▶ [Task objective] Here are some entries; quote each one exactly.

▶ [Stored records]
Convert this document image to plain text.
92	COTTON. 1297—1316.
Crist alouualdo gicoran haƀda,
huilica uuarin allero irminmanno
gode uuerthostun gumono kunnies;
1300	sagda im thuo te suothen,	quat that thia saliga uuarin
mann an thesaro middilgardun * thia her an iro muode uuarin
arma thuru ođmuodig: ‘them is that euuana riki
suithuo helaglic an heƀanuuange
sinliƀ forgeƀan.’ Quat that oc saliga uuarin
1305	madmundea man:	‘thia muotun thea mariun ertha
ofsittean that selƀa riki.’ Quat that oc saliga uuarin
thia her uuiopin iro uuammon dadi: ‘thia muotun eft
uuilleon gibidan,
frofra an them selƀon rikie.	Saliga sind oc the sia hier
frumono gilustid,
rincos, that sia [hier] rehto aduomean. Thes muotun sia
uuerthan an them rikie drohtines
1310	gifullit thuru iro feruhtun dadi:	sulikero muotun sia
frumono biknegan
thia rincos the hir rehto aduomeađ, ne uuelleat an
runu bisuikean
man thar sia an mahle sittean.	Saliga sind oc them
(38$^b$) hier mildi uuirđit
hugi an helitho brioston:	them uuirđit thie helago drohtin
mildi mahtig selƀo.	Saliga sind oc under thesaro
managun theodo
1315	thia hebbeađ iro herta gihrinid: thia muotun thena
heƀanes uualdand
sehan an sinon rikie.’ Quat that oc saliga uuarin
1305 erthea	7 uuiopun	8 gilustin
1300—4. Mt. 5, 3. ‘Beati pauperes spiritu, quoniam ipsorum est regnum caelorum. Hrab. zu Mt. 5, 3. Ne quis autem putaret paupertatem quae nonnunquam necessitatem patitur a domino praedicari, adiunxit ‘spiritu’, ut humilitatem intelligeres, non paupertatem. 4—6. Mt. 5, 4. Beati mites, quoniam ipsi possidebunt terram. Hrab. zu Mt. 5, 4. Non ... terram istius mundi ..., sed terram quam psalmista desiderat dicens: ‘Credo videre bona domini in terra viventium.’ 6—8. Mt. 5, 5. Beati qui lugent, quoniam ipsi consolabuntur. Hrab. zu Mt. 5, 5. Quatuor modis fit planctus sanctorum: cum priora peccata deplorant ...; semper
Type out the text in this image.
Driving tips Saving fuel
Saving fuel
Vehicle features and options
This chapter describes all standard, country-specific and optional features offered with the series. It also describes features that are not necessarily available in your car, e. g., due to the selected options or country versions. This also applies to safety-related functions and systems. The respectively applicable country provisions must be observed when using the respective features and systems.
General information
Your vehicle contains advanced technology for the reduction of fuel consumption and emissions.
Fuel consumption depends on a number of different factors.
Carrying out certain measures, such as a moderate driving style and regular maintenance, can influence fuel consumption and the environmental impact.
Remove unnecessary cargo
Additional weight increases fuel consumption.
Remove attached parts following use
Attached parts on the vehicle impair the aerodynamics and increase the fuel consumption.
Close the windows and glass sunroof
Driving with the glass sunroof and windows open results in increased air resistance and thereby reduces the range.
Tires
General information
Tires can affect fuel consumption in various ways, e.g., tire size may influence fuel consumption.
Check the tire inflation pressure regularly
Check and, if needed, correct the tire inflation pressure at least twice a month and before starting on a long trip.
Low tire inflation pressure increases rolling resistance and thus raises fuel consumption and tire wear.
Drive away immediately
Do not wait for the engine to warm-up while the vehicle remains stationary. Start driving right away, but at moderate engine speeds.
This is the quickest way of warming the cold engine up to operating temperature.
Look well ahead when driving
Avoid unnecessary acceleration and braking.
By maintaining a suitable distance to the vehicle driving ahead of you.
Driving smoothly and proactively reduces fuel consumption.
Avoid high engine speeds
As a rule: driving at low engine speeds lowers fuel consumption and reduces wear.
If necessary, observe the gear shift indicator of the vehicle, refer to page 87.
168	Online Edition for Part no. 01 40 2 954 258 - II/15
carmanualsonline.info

▶ [Task output]
Convert this document image to plain text.
92	COTTON. 1297—1316.
Crist alouualdo gicoran haƀda,
huilica uuarin allero irminmanno
gode uuerthostun gumono kunnies;
1300	sagda im thuo te suothen,	quat that thia saliga uuarin
mann an thesaro middilgardun * thia her an iro muode uuarin
arma thuru ođmuodig: ‘them is that euuana riki
suithuo helaglic an heƀanuuange
sinliƀ forgeƀan.’ Quat that oc saliga uuarin
1305	madmundea man:	‘thia muotun thea mariun ertha
ofsittean that selƀa riki.’ Quat that oc saliga uuarin
thia her uuiopin iro uuammon dadi: ‘thia muotun eft
uuilleon gibidan,
frofra an them selƀon rikie.	Saliga sind oc the sia hier
frumono gilustid,
rincos, that sia [hier] rehto aduomean. Thes muotun sia
uuerthan an them rikie drohtines
1310	gifullit thuru iro feruhtun dadi:	sulikero muotun sia
frumono biknegan
thia rincos the hir rehto aduomeađ, ne uuelleat an
runu bisuikean
man thar sia an mahle sittean.	Saliga sind oc them
(38$^b$) hier mildi uuirđit
hugi an helitho brioston:	them uuirđit thie helago drohtin
mildi mahtig selƀo.	Saliga sind oc under thesaro
managun theodo
1315	thia hebbeađ iro herta gihrinid: thia muotun thena
heƀanes uualdand
sehan an sinon rikie.’ Quat that oc saliga uuarin
1305 erthea	7 uuiopun	8 gilustin
1300—4. Mt. 5, 3. ‘Beati pauperes spiritu, quoniam ipsorum est regnum caelorum. Hrab. zu Mt. 5, 3. Ne quis autem putaret paupertatem quae nonnunquam necessitatem patitur a domino praedicari, adiunxit ‘spiritu’, ut humilitatem intelligeres, non paupertatem. 4—6. Mt. 5, 4. Beati mites, quoniam ipsi possidebunt terram. Hrab. zu Mt. 5, 4. Non ... terram istius mundi ..., sed terram quam psalmista desiderat dicens: ‘Credo videre bona domini in terra viventium.’ 6—8. Mt. 5, 5. Beati qui lugent, quoniam ipsi consolabuntur. Hrab. zu Mt. 5, 5. Quatuor modis fit planctus sanctorum: cum priora peccata deplorant ...; semper
Type out the text in this image.
Driving tips Saving fuel
Saving fuel
Vehicle features and options
This chapter describes all standard, country-specific and optional features offered with the series. It also describes features that are not necessarily available in your car, e. g., due to the selected options or country versions. This also applies to safety-related functions and systems. The respectively applicable country provisions must be observed when using the respective features and systems.
General information
Your vehicle contains advanced technology for the reduction of fuel consumption and emissions.
Fuel consumption depends on a number of different factors.
Carrying out certain measures, such as a moderate driving style and regular maintenance, can influence fuel consumption and the environmental impact.
Remove unnecessary cargo
Additional weight increases fuel consumption.
Remove attached parts following use
Attached parts on the vehicle impair the aerodynamics and increase the fuel consumption.
Close the windows and glass sunroof
Driving with the glass sunroof and windows open results in increased air resistance and thereby reduces the range.
Tires
General information
Tires can affect fuel consumption in various ways, e.g., tire size may influence fuel consumption.
Check the tire inflation pressure regularly
Check and, if needed, correct the tire inflation pressure at least twice a month and before starting on a long trip.
Low tire inflation pressure increases rolling resistance and thus raises fuel consumption and tire wear.
Drive away immediately
Do not wait for the engine to warm-up while the vehicle remains stationary. Start driving right away, but at moderate engine speeds.
This is the quickest way of warming the cold engine up to operating temperature.
Look well ahead when driving
Avoid unnecessary acceleration and braking.
By maintaining a suitable distance to the vehicle driving ahead of you.
Driving smoothly and proactively reduces fuel consumption.
Avoid high engine speeds
As a rule: driving at low engine speeds lowers fuel consumption and reduces wear.
If necessary, observe the gear shift indicator of the vehicle, refer to page 87.
168	Online Edition for Part no. 01 40 2 954 258 - II/15
carmanualsonline.info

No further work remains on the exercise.